Reproduce the data below character for character, from its first line through the line that contains "stamp-day: 1 (687, 115, 699, 136)", including both of those lines and nothing after them.

** Records for the exercise **

╭──

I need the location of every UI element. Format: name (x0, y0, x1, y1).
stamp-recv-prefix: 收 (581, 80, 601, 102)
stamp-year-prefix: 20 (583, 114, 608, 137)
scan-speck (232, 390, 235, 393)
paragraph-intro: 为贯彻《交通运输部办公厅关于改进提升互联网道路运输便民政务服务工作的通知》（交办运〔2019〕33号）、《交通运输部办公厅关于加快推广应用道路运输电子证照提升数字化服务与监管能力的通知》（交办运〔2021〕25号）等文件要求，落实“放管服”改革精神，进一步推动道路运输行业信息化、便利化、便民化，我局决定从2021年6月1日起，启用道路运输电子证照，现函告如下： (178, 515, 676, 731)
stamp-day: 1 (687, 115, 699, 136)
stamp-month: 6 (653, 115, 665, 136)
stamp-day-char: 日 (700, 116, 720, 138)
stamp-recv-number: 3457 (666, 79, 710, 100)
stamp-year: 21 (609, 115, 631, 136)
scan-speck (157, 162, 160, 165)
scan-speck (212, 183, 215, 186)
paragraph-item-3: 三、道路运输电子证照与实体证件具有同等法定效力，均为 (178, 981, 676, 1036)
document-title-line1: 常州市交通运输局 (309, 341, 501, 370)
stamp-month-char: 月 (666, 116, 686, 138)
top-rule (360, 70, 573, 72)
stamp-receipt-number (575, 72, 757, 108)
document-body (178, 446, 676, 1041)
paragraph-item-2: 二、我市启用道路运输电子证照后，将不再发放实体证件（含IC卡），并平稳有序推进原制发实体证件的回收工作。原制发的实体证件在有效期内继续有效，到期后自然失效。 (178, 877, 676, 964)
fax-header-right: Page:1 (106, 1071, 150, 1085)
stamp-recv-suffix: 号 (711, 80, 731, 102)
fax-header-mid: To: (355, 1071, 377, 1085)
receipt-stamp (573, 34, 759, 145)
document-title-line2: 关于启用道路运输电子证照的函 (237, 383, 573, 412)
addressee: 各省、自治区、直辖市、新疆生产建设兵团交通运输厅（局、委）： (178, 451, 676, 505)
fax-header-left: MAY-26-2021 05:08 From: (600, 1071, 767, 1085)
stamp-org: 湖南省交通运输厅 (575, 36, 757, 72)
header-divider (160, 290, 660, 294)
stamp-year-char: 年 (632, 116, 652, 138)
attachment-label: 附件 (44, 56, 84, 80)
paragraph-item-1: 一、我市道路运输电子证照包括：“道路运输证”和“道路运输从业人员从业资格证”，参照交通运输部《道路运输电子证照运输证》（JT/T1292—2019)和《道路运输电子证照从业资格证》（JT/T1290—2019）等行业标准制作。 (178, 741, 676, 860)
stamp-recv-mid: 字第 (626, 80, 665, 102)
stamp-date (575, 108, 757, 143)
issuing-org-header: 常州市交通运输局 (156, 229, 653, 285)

╰──

** Solution for this task **
I need the location of every UI element. Format: name (x0, y0, x1, y1).
stamp-recv-prefix: 收 (581, 80, 601, 102)
stamp-year-prefix: 20 (583, 114, 608, 137)
scan-speck (232, 390, 235, 393)
paragraph-intro: 为贯彻《交通运输部办公厅关于改进提升互联网道路运输便民政务服务工作的通知》（交办运〔2019〕33号）、《交通运输部办公厅关于加快推广应用道路运输电子证照提升数字化服务与监管能力的通知》（交办运〔2021〕25号）等文件要求，落实“放管服”改革精神，进一步推动道路运输行业信息化、便利化、便民化，我局决定从2021年6月1日起，启用道路运输电子证照，现函告如下： (178, 515, 676, 731)
stamp-day: 1 (687, 115, 699, 136)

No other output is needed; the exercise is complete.